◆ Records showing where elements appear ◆
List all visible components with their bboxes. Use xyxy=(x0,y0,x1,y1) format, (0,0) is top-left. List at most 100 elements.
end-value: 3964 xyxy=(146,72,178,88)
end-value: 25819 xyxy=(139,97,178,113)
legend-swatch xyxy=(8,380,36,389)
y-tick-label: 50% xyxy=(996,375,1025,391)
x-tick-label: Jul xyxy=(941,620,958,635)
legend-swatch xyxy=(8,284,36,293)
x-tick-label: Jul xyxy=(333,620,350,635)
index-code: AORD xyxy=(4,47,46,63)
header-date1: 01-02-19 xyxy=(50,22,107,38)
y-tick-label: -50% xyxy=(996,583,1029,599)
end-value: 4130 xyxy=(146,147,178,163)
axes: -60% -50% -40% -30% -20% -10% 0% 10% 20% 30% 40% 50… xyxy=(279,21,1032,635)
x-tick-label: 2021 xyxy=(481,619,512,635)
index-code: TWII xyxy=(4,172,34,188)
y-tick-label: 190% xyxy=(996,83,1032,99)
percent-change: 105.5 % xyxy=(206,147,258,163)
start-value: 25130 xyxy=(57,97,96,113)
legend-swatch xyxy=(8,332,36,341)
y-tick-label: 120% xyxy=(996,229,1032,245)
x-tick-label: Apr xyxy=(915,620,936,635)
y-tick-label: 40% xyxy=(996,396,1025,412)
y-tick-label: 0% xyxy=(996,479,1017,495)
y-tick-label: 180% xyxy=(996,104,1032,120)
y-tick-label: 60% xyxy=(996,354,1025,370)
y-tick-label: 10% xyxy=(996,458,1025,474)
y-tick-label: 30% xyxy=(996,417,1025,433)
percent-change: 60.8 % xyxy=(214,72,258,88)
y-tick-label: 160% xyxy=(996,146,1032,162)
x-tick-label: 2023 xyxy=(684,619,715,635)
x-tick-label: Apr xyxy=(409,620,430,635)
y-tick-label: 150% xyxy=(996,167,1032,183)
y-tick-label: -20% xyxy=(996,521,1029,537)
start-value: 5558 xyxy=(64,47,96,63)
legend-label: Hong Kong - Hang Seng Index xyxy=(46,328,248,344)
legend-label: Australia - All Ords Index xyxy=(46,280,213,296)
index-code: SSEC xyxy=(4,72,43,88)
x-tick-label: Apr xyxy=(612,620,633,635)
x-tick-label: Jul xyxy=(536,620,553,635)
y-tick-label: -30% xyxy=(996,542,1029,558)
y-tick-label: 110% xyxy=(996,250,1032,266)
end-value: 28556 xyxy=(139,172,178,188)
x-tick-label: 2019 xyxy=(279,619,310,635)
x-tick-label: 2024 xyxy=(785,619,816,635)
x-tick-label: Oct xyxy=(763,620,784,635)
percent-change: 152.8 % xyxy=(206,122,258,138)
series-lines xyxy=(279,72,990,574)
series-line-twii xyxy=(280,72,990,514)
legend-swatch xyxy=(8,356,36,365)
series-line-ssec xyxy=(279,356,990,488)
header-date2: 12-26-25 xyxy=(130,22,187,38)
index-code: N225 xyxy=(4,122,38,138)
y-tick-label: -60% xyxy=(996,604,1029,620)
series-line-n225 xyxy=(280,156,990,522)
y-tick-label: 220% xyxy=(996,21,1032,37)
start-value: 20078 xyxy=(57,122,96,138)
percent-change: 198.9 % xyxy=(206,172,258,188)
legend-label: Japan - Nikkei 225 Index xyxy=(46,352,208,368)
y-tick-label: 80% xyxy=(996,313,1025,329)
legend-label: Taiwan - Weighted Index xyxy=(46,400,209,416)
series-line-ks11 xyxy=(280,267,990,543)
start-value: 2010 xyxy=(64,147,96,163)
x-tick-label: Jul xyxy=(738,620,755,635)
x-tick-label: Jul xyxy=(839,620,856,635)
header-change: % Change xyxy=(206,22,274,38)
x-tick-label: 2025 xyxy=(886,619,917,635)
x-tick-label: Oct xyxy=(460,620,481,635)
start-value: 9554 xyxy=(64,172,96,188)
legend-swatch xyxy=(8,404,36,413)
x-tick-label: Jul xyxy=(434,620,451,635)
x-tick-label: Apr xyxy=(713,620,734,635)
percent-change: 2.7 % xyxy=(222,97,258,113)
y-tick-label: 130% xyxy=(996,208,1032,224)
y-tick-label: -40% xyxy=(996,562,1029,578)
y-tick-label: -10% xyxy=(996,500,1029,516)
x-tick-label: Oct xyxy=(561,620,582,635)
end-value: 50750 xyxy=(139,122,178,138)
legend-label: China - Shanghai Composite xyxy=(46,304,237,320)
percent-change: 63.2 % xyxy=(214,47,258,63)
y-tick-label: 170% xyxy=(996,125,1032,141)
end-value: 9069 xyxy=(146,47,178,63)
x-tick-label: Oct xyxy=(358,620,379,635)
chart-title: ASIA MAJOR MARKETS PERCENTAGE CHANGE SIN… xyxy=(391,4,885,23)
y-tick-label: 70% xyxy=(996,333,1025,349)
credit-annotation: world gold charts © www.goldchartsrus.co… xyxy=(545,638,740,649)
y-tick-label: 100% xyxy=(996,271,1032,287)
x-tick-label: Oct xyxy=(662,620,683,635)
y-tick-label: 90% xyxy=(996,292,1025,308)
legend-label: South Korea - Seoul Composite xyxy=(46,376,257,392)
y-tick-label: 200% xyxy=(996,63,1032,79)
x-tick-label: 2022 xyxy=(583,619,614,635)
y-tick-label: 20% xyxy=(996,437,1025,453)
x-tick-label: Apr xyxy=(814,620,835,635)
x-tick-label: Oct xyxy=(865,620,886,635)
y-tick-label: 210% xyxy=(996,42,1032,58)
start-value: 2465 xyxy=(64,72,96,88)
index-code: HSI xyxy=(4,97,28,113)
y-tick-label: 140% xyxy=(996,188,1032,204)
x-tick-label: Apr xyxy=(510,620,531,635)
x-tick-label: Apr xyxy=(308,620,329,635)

◆ Task details ◆
Extract every line of the listing above and reproduce each one character for character.

◆ Task result ◆
List all visible components with their bboxes. Use xyxy=(x0,y0,x1,y1) format, (0,0) is top-left. List at most 100 elements.
end-value: 3964 xyxy=(146,72,178,88)
end-value: 25819 xyxy=(139,97,178,113)
legend-swatch xyxy=(8,380,36,389)
y-tick-label: 50% xyxy=(996,375,1025,391)
x-tick-label: Jul xyxy=(941,620,958,635)
legend-swatch xyxy=(8,284,36,293)
x-tick-label: Jul xyxy=(333,620,350,635)
index-code: AORD xyxy=(4,47,46,63)
header-date1: 01-02-19 xyxy=(50,22,107,38)
y-tick-label: -50% xyxy=(996,583,1029,599)
end-value: 4130 xyxy=(146,147,178,163)
axes: -60% -50% -40% -30% -20% -10% 0% 10% 20% 30% 40% 50… xyxy=(279,21,1032,635)
x-tick-label: 2021 xyxy=(481,619,512,635)
index-code: TWII xyxy=(4,172,34,188)
y-tick-label: 190% xyxy=(996,83,1032,99)
percent-change: 105.5 % xyxy=(206,147,258,163)
start-value: 25130 xyxy=(57,97,96,113)
legend-swatch xyxy=(8,332,36,341)
y-tick-label: 120% xyxy=(996,229,1032,245)
x-tick-label: Apr xyxy=(915,620,936,635)
y-tick-label: 40% xyxy=(996,396,1025,412)
y-tick-label: 0% xyxy=(996,479,1017,495)
y-tick-label: 180% xyxy=(996,104,1032,120)
y-tick-label: 60% xyxy=(996,354,1025,370)
y-tick-label: 10% xyxy=(996,458,1025,474)
y-tick-label: 30% xyxy=(996,417,1025,433)
percent-change: 60.8 % xyxy=(214,72,258,88)
y-tick-label: 160% xyxy=(996,146,1032,162)
x-tick-label: 2023 xyxy=(684,619,715,635)
x-tick-label: Apr xyxy=(409,620,430,635)
y-tick-label: 150% xyxy=(996,167,1032,183)
y-tick-label: -20% xyxy=(996,521,1029,537)
start-value: 5558 xyxy=(64,47,96,63)
legend-label: Hong Kong - Hang Seng Index xyxy=(46,328,248,344)
legend-label: Australia - All Ords Index xyxy=(46,280,213,296)
index-code: SSEC xyxy=(4,72,43,88)
x-tick-label: Apr xyxy=(612,620,633,635)
x-tick-label: Jul xyxy=(536,620,553,635)
y-tick-label: -30% xyxy=(996,542,1029,558)
y-tick-label: 110% xyxy=(996,250,1032,266)
end-value: 28556 xyxy=(139,172,178,188)
x-tick-label: 2019 xyxy=(279,619,310,635)
x-tick-label: 2024 xyxy=(785,619,816,635)
x-tick-label: Oct xyxy=(763,620,784,635)
percent-change: 152.8 % xyxy=(206,122,258,138)
series-lines xyxy=(279,72,990,574)
series-line-twii xyxy=(280,72,990,514)
legend-swatch xyxy=(8,356,36,365)
series-line-ssec xyxy=(279,356,990,488)
header-date2: 12-26-25 xyxy=(130,22,187,38)
index-code: N225 xyxy=(4,122,38,138)
y-tick-label: -60% xyxy=(996,604,1029,620)
series-line-n225 xyxy=(280,156,990,522)
y-tick-label: 220% xyxy=(996,21,1032,37)
start-value: 20078 xyxy=(57,122,96,138)
percent-change: 198.9 % xyxy=(206,172,258,188)
legend-label: Japan - Nikkei 225 Index xyxy=(46,352,208,368)
y-tick-label: 80% xyxy=(996,313,1025,329)
legend-label: Taiwan - Weighted Index xyxy=(46,400,209,416)
series-line-ks11 xyxy=(280,267,990,543)
start-value: 2010 xyxy=(64,147,96,163)
x-tick-label: Jul xyxy=(738,620,755,635)
x-tick-label: Jul xyxy=(839,620,856,635)
header-change: % Change xyxy=(206,22,274,38)
x-tick-label: 2025 xyxy=(886,619,917,635)
x-tick-label: Oct xyxy=(460,620,481,635)
start-value: 9554 xyxy=(64,172,96,188)
legend-swatch xyxy=(8,404,36,413)
x-tick-label: Jul xyxy=(434,620,451,635)
x-tick-label: Apr xyxy=(713,620,734,635)
percent-change: 2.7 % xyxy=(222,97,258,113)
y-tick-label: 130% xyxy=(996,208,1032,224)
y-tick-label: -40% xyxy=(996,562,1029,578)
y-tick-label: -10% xyxy=(996,500,1029,516)
x-tick-label: Oct xyxy=(561,620,582,635)
end-value: 50750 xyxy=(139,122,178,138)
legend-label: China - Shanghai Composite xyxy=(46,304,237,320)
percent-change: 63.2 % xyxy=(214,47,258,63)
y-tick-label: 170% xyxy=(996,125,1032,141)
end-value: 9069 xyxy=(146,47,178,63)
x-tick-label: Oct xyxy=(358,620,379,635)
chart-title: ASIA MAJOR MARKETS PERCENTAGE CHANGE SIN… xyxy=(391,4,885,23)
y-tick-label: 70% xyxy=(996,333,1025,349)
credit-annotation: world gold charts © www.goldchartsrus.co… xyxy=(545,638,740,649)
y-tick-label: 100% xyxy=(996,271,1032,287)
x-tick-label: Oct xyxy=(662,620,683,635)
y-tick-label: 90% xyxy=(996,292,1025,308)
legend-label: South Korea - Seoul Composite xyxy=(46,376,257,392)
y-tick-label: 200% xyxy=(996,63,1032,79)
x-tick-label: 2022 xyxy=(583,619,614,635)
y-tick-label: 20% xyxy=(996,437,1025,453)
x-tick-label: Apr xyxy=(814,620,835,635)
x-tick-label: Oct xyxy=(865,620,886,635)
y-tick-label: 210% xyxy=(996,42,1032,58)
start-value: 2465 xyxy=(64,72,96,88)
index-code: HSI xyxy=(4,97,28,113)
y-tick-label: 140% xyxy=(996,188,1032,204)
x-tick-label: Apr xyxy=(510,620,531,635)
x-tick-label: Apr xyxy=(308,620,329,635)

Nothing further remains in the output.